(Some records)
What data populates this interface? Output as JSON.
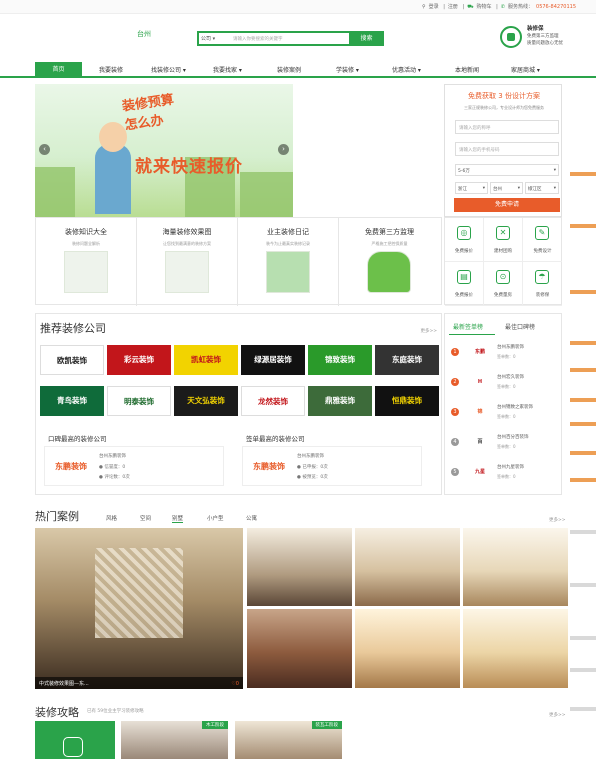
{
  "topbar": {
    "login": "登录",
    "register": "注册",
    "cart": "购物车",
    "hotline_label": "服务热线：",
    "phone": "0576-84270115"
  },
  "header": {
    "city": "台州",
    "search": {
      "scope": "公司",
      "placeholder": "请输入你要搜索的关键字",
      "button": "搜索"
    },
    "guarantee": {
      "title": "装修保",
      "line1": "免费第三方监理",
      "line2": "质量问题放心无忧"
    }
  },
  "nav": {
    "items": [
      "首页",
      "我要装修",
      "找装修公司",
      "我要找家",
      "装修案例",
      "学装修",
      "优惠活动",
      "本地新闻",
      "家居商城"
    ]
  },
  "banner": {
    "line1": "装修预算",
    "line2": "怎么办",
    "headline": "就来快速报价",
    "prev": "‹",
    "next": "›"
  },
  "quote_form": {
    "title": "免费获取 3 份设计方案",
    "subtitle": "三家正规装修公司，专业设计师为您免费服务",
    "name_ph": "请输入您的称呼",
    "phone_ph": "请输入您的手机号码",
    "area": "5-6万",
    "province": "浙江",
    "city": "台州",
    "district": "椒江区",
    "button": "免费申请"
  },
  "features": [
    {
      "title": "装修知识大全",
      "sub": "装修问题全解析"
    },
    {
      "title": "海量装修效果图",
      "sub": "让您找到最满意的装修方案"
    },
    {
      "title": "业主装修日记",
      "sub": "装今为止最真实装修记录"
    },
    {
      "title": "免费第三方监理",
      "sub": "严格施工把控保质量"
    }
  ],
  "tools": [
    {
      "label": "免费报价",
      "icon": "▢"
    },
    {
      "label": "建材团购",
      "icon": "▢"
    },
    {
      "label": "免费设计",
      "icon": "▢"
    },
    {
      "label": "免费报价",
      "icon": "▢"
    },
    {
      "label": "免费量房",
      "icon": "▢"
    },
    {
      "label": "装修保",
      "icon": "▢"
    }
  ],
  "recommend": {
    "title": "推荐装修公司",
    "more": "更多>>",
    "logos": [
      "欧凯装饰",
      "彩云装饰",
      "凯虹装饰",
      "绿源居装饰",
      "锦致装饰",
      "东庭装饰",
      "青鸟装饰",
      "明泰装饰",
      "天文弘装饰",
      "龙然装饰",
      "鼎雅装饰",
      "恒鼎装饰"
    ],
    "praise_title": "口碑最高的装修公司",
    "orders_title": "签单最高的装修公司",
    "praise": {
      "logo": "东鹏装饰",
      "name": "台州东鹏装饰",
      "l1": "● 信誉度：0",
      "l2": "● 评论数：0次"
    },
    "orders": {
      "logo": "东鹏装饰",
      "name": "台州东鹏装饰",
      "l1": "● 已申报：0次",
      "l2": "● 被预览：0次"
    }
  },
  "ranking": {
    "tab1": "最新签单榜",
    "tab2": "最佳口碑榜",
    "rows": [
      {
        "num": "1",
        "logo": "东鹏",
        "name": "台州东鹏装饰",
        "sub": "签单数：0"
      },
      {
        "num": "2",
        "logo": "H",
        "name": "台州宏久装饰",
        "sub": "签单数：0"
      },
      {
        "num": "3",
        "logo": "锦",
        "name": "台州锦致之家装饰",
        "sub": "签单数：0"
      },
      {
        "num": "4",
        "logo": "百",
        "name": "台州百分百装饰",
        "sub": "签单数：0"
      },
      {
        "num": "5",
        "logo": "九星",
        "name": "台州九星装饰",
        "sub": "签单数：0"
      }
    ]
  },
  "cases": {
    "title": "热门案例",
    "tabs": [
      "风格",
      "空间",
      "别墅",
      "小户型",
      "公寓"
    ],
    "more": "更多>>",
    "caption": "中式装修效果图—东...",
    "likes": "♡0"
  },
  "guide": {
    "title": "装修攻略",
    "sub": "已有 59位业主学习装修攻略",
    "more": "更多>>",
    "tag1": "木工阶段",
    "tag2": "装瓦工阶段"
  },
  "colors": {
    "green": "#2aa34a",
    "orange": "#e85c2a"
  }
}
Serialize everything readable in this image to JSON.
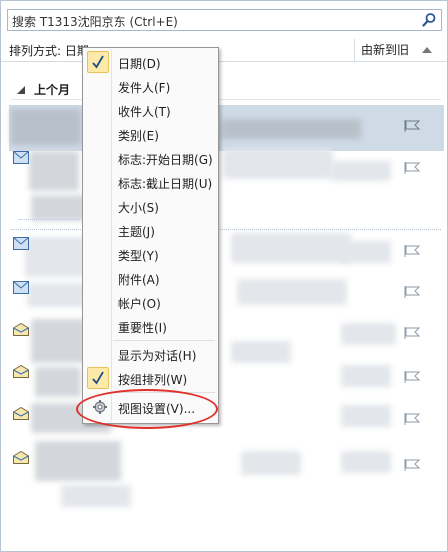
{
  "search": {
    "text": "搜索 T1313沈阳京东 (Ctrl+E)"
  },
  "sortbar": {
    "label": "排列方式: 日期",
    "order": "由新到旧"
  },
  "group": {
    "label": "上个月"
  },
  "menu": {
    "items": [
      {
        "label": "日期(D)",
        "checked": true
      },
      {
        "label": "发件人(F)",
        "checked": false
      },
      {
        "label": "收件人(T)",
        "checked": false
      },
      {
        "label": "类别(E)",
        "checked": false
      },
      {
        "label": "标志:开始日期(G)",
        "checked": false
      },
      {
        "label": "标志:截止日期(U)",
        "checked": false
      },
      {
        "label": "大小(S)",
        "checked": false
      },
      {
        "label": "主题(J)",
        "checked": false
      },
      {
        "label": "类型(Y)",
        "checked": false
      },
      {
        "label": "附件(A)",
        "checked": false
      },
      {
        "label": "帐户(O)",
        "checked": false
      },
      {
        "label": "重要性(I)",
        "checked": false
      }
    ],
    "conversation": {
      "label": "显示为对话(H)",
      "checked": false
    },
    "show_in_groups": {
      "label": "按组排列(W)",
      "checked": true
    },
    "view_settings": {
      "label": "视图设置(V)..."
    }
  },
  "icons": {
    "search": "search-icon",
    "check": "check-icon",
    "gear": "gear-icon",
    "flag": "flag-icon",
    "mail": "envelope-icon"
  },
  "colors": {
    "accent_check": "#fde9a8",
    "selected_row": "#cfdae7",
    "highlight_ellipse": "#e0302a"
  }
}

*Directions*: Extract the full listing above verbatim; pictures are to be left out of the copy.

*Written reply*:
What data populates this interface? Output as JSON.
{
  "topbar": {
    "login": "登录",
    "register": "注册",
    "cart": "购物车",
    "hotline_label": "服务热线：",
    "phone": "0576-84270115"
  },
  "header": {
    "city": "台州",
    "search": {
      "scope": "公司",
      "placeholder": "请输入你要搜索的关键字",
      "button": "搜索"
    },
    "guarantee": {
      "title": "装修保",
      "line1": "免费第三方监理",
      "line2": "质量问题放心无忧"
    }
  },
  "nav": {
    "items": [
      "首页",
      "我要装修",
      "找装修公司",
      "我要找家",
      "装修案例",
      "学装修",
      "优惠活动",
      "本地新闻",
      "家居商城"
    ]
  },
  "banner": {
    "line1": "装修预算",
    "line2": "怎么办",
    "headline": "就来快速报价",
    "prev": "‹",
    "next": "›"
  },
  "quote_form": {
    "title": "免费获取 3 份设计方案",
    "subtitle": "三家正规装修公司，专业设计师为您免费服务",
    "name_ph": "请输入您的称呼",
    "phone_ph": "请输入您的手机号码",
    "area": "5-6万",
    "province": "浙江",
    "city": "台州",
    "district": "椒江区",
    "button": "免费申请"
  },
  "features": [
    {
      "title": "装修知识大全",
      "sub": "装修问题全解析"
    },
    {
      "title": "海量装修效果图",
      "sub": "让您找到最满意的装修方案"
    },
    {
      "title": "业主装修日记",
      "sub": "装今为止最真实装修记录"
    },
    {
      "title": "免费第三方监理",
      "sub": "严格施工把控保质量"
    }
  ],
  "tools": [
    {
      "label": "免费报价",
      "icon": "▢"
    },
    {
      "label": "建材团购",
      "icon": "▢"
    },
    {
      "label": "免费设计",
      "icon": "▢"
    },
    {
      "label": "免费报价",
      "icon": "▢"
    },
    {
      "label": "免费量房",
      "icon": "▢"
    },
    {
      "label": "装修保",
      "icon": "▢"
    }
  ],
  "recommend": {
    "title": "推荐装修公司",
    "more": "更多>>",
    "logos": [
      "欧凯装饰",
      "彩云装饰",
      "凯虹装饰",
      "绿源居装饰",
      "锦致装饰",
      "东庭装饰",
      "青鸟装饰",
      "明泰装饰",
      "天文弘装饰",
      "龙然装饰",
      "鼎雅装饰",
      "恒鼎装饰"
    ],
    "praise_title": "口碑最高的装修公司",
    "orders_title": "签单最高的装修公司",
    "praise": {
      "logo": "东鹏装饰",
      "name": "台州东鹏装饰",
      "l1": "● 信誉度：0",
      "l2": "● 评论数：0次"
    },
    "orders": {
      "logo": "东鹏装饰",
      "name": "台州东鹏装饰",
      "l1": "● 已申报：0次",
      "l2": "● 被预览：0次"
    }
  },
  "ranking": {
    "tab1": "最新签单榜",
    "tab2": "最佳口碑榜",
    "rows": [
      {
        "num": "1",
        "logo": "东鹏",
        "name": "台州东鹏装饰",
        "sub": "签单数：0"
      },
      {
        "num": "2",
        "logo": "H",
        "name": "台州宏久装饰",
        "sub": "签单数：0"
      },
      {
        "num": "3",
        "logo": "锦",
        "name": "台州锦致之家装饰",
        "sub": "签单数：0"
      },
      {
        "num": "4",
        "logo": "百",
        "name": "台州百分百装饰",
        "sub": "签单数：0"
      },
      {
        "num": "5",
        "logo": "九星",
        "name": "台州九星装饰",
        "sub": "签单数：0"
      }
    ]
  },
  "cases": {
    "title": "热门案例",
    "tabs": [
      "风格",
      "空间",
      "别墅",
      "小户型",
      "公寓"
    ],
    "more": "更多>>",
    "caption": "中式装修效果图—东...",
    "likes": "♡0"
  },
  "guide": {
    "title": "装修攻略",
    "sub": "已有 59位业主学习装修攻略",
    "more": "更多>>",
    "tag1": "木工阶段",
    "tag2": "装瓦工阶段"
  },
  "colors": {
    "green": "#2aa34a",
    "orange": "#e85c2a"
  }
}
Serialize everything readable in this image to JSON.
{
  "search": {
    "text": "搜索 T1313沈阳京东 (Ctrl+E)"
  },
  "sortbar": {
    "label": "排列方式: 日期",
    "order": "由新到旧"
  },
  "group": {
    "label": "上个月"
  },
  "menu": {
    "items": [
      {
        "label": "日期(D)",
        "checked": true
      },
      {
        "label": "发件人(F)",
        "checked": false
      },
      {
        "label": "收件人(T)",
        "checked": false
      },
      {
        "label": "类别(E)",
        "checked": false
      },
      {
        "label": "标志:开始日期(G)",
        "checked": false
      },
      {
        "label": "标志:截止日期(U)",
        "checked": false
      },
      {
        "label": "大小(S)",
        "checked": false
      },
      {
        "label": "主题(J)",
        "checked": false
      },
      {
        "label": "类型(Y)",
        "checked": false
      },
      {
        "label": "附件(A)",
        "checked": false
      },
      {
        "label": "帐户(O)",
        "checked": false
      },
      {
        "label": "重要性(I)",
        "checked": false
      }
    ],
    "conversation": {
      "label": "显示为对话(H)",
      "checked": false
    },
    "show_in_groups": {
      "label": "按组排列(W)",
      "checked": true
    },
    "view_settings": {
      "label": "视图设置(V)..."
    }
  },
  "icons": {
    "search": "search-icon",
    "check": "check-icon",
    "gear": "gear-icon",
    "flag": "flag-icon",
    "mail": "envelope-icon"
  },
  "colors": {
    "accent_check": "#fde9a8",
    "selected_row": "#cfdae7",
    "highlight_ellipse": "#e0302a"
  }
}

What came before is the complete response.